Written task: Look through the data below and return each line where "Deans" appears.

Saved entries:
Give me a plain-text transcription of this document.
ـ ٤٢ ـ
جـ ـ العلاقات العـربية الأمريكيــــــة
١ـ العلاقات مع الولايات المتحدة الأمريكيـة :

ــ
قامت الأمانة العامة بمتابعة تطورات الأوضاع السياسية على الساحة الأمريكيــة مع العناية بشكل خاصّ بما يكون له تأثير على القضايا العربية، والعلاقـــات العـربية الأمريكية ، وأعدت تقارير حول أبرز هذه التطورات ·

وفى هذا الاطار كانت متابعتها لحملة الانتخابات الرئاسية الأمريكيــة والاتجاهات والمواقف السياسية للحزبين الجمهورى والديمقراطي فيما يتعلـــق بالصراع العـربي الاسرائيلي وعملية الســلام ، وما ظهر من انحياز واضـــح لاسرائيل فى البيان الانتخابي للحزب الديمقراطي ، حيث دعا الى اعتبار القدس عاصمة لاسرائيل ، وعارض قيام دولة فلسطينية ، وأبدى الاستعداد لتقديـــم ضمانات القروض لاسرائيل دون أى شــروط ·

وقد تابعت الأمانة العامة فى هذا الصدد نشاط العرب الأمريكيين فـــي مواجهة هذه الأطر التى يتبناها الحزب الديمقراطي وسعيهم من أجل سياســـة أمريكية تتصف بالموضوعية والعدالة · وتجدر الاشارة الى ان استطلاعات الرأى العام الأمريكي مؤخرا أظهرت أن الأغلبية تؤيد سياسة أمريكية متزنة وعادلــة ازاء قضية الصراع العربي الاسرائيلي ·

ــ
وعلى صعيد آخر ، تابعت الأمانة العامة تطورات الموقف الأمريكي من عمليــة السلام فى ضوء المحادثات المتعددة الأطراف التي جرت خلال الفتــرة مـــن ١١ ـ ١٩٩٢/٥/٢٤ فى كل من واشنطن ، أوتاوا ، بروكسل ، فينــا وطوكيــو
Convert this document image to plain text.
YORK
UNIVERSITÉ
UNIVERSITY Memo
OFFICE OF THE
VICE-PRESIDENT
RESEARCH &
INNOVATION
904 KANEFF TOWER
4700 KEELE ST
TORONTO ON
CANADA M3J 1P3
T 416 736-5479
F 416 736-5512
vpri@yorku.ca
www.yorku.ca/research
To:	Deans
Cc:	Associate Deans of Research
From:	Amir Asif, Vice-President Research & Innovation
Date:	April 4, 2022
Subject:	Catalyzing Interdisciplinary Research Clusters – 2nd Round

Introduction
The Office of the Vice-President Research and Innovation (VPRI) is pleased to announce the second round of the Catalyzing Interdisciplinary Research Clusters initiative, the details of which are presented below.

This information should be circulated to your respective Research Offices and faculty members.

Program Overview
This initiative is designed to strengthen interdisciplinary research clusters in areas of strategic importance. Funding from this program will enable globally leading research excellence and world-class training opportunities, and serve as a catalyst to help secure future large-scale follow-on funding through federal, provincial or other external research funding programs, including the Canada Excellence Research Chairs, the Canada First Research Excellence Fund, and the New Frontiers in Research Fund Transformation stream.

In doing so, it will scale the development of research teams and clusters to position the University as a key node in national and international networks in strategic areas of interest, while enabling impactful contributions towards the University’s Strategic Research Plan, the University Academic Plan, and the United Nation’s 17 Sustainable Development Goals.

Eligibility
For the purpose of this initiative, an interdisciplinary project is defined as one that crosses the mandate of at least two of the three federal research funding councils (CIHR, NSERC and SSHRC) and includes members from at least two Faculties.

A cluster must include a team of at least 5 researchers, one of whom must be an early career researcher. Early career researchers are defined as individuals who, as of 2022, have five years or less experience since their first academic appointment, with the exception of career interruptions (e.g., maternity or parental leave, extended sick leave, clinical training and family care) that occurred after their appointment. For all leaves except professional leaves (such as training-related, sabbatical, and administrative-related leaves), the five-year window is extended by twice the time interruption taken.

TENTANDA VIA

Right answer:
To:	Deans
Cc:	Associate Deans of Research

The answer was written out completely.